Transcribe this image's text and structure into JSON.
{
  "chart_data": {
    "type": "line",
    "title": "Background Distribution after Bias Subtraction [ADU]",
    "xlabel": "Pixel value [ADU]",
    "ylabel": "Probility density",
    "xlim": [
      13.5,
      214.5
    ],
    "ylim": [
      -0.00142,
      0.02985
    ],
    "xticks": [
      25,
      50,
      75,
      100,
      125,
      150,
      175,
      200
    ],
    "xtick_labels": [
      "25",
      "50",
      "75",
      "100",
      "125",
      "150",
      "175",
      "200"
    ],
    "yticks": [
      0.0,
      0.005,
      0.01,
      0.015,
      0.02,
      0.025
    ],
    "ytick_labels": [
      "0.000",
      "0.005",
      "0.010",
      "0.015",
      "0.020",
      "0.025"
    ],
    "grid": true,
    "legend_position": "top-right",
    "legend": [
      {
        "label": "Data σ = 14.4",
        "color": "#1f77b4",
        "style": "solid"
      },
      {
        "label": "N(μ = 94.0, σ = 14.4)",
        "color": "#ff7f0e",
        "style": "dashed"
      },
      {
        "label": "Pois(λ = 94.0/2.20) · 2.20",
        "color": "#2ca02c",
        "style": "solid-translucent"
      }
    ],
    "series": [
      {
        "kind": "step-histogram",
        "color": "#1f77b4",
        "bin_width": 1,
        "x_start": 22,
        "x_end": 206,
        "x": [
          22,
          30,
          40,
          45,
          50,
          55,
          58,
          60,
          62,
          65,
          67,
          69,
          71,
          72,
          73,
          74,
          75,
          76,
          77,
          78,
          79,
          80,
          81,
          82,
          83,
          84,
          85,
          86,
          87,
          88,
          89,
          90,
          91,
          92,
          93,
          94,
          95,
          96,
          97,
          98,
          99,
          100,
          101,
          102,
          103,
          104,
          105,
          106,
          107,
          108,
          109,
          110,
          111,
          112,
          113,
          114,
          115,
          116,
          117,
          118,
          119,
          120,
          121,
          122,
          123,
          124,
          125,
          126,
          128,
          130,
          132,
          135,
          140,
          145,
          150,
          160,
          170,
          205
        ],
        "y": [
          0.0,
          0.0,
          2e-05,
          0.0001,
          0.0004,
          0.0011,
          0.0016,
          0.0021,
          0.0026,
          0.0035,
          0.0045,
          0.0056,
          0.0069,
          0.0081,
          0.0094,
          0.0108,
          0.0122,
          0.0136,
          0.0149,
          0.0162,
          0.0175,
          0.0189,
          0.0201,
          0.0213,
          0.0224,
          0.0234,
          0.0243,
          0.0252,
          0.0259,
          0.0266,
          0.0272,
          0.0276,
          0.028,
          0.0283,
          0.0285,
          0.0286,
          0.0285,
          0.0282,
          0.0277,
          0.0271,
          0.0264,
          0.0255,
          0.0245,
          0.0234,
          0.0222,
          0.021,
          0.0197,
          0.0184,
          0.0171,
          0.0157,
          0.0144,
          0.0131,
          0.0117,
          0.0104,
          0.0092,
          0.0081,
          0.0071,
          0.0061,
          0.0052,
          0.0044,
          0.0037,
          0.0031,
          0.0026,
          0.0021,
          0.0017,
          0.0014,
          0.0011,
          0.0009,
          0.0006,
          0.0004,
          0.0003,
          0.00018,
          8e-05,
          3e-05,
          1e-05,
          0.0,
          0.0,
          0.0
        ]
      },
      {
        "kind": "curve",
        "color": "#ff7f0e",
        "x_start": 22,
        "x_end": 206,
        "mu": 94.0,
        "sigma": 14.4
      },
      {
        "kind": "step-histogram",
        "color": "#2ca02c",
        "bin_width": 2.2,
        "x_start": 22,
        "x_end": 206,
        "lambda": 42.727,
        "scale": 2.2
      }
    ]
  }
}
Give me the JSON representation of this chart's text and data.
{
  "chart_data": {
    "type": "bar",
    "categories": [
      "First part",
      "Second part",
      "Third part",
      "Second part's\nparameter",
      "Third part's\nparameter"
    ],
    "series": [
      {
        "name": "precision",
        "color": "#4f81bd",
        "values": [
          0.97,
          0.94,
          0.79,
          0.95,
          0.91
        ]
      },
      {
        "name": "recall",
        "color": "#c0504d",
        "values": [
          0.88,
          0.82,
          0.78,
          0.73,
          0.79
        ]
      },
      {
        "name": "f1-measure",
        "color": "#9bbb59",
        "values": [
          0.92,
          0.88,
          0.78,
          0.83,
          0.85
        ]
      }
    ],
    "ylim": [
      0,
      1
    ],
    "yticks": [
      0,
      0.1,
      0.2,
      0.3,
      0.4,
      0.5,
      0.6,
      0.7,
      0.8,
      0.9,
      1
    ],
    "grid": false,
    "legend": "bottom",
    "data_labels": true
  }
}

··········

#### Exercise aim
Look through the entries and find each line that has the string "this". Copy those lines.

#### Exercise output
Transcribe this image's text and structure into JSON.
Give me the JSON representation of this chart's text and data.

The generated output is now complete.